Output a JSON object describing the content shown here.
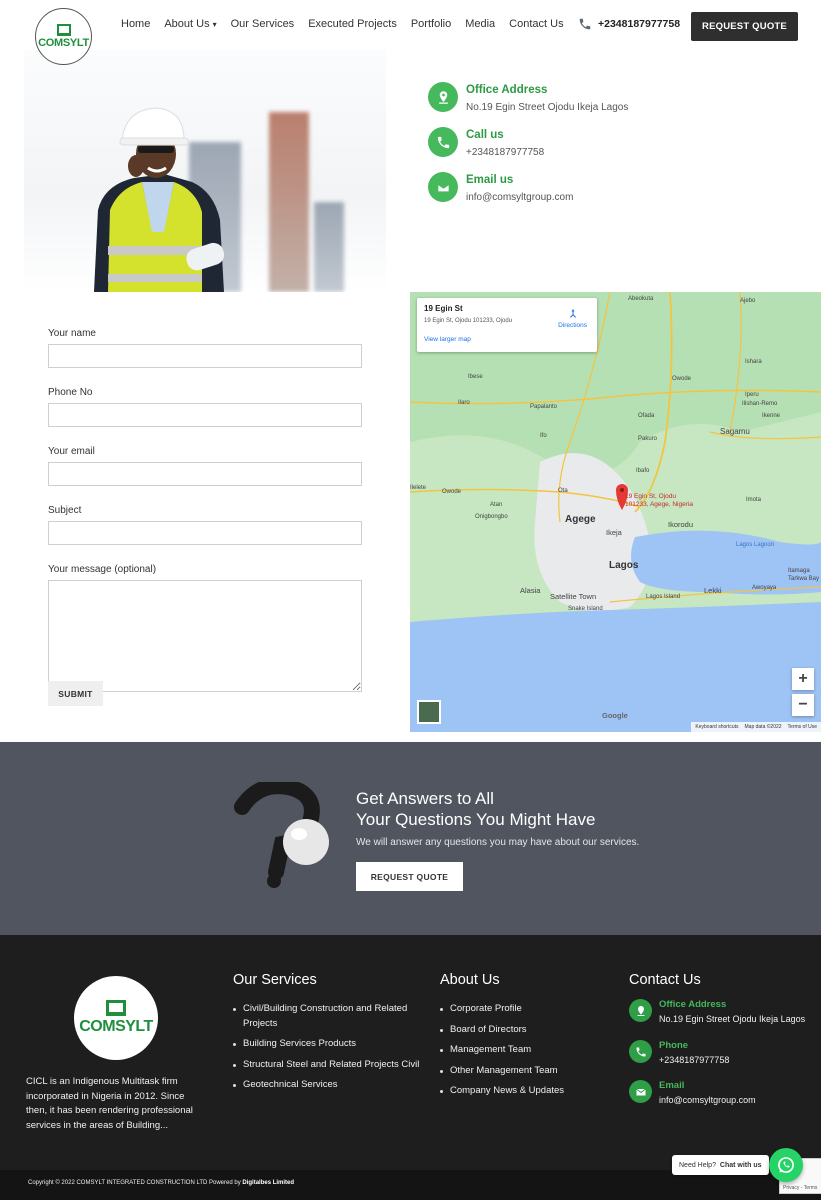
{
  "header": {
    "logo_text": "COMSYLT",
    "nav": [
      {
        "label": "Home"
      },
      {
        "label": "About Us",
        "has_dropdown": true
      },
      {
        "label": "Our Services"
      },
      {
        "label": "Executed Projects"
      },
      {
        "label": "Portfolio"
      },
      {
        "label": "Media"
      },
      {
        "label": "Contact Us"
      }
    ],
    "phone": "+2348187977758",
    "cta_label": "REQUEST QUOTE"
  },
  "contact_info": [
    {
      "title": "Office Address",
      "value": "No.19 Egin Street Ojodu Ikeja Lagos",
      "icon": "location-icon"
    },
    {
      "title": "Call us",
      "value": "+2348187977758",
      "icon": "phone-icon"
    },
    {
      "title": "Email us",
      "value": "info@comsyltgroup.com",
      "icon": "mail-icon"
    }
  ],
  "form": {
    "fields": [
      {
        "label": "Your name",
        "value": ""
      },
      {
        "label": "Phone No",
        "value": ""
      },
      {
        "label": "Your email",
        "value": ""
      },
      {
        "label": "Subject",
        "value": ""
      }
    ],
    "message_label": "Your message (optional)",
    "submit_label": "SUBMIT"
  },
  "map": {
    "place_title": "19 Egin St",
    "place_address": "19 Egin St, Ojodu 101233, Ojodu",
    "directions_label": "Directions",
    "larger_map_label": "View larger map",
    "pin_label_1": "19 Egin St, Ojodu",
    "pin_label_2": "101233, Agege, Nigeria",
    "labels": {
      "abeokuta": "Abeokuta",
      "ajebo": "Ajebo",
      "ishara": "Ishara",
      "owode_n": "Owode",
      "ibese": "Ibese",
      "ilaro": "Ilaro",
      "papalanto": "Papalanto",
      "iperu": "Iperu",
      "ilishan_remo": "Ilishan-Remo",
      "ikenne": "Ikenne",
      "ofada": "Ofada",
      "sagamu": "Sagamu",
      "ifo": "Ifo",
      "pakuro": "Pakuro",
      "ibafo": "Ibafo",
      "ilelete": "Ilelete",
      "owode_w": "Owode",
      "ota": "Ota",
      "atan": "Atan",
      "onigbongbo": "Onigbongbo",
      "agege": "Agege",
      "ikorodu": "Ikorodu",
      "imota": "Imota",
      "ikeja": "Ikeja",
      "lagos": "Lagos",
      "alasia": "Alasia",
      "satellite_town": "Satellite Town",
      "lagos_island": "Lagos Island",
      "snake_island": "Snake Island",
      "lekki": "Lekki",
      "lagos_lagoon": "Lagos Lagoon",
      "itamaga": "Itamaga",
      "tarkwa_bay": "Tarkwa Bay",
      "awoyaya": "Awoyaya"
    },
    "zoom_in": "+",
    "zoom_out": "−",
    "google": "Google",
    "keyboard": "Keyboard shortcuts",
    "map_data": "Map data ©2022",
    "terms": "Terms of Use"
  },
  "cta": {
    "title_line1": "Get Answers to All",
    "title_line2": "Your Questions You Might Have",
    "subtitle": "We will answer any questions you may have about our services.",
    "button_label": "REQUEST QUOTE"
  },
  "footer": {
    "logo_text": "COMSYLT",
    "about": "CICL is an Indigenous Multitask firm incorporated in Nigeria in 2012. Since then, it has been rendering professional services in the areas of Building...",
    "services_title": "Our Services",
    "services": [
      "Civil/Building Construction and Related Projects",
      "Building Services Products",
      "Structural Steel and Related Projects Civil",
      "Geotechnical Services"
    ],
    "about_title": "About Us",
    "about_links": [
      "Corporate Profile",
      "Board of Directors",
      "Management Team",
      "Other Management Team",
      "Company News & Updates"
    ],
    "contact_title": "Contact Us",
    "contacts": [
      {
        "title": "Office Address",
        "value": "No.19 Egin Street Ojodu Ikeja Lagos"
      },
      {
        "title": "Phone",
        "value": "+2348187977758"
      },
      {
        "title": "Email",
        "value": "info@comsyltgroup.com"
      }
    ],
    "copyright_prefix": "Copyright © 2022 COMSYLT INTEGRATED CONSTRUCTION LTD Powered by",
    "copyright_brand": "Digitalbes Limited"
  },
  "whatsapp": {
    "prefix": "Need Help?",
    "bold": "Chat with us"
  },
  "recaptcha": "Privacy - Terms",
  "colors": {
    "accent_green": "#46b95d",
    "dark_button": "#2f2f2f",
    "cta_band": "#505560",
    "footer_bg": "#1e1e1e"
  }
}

...

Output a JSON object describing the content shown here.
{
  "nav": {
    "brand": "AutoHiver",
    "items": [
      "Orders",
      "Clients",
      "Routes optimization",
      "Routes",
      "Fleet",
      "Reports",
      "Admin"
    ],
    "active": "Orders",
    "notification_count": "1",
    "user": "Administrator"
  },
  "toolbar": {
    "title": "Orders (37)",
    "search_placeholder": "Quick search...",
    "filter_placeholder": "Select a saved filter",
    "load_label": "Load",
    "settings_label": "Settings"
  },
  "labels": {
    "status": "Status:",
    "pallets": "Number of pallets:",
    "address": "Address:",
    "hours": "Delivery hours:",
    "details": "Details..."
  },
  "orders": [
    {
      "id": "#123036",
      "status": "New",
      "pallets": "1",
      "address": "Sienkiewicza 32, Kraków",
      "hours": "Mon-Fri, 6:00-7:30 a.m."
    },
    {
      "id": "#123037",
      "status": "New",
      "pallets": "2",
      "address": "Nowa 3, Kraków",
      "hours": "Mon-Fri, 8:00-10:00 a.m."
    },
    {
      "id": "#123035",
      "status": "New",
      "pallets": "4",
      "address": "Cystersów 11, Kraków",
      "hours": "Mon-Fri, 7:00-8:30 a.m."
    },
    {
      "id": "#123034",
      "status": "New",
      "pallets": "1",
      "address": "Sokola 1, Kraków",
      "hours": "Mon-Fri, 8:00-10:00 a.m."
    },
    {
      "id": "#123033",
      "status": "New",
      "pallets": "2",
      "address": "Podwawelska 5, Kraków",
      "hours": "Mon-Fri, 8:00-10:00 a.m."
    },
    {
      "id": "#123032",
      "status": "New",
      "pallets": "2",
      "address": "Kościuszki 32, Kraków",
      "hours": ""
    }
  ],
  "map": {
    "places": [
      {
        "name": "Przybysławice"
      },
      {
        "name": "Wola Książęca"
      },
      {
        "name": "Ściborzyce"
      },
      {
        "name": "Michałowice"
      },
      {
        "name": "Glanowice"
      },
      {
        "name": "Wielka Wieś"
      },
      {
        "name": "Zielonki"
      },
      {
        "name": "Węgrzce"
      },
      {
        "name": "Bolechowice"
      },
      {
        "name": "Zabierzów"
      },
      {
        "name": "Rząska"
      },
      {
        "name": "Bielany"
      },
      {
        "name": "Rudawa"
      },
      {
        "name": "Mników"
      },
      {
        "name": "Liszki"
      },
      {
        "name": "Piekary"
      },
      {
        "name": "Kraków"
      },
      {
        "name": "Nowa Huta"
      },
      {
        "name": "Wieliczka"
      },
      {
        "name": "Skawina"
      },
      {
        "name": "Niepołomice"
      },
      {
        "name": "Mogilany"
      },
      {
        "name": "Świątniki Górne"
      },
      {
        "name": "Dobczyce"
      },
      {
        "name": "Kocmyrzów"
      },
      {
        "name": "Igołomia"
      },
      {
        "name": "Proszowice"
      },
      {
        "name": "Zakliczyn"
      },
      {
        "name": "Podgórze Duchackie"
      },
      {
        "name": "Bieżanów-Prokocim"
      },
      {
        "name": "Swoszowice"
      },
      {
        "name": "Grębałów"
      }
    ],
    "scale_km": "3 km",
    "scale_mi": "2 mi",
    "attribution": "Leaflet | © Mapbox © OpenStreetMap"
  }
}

What the task asks: Where a line of the data holds "Terms", show that line.

Task output:
    "terms": "Terms of Use"
  "recaptcha": "Privacy - Terms",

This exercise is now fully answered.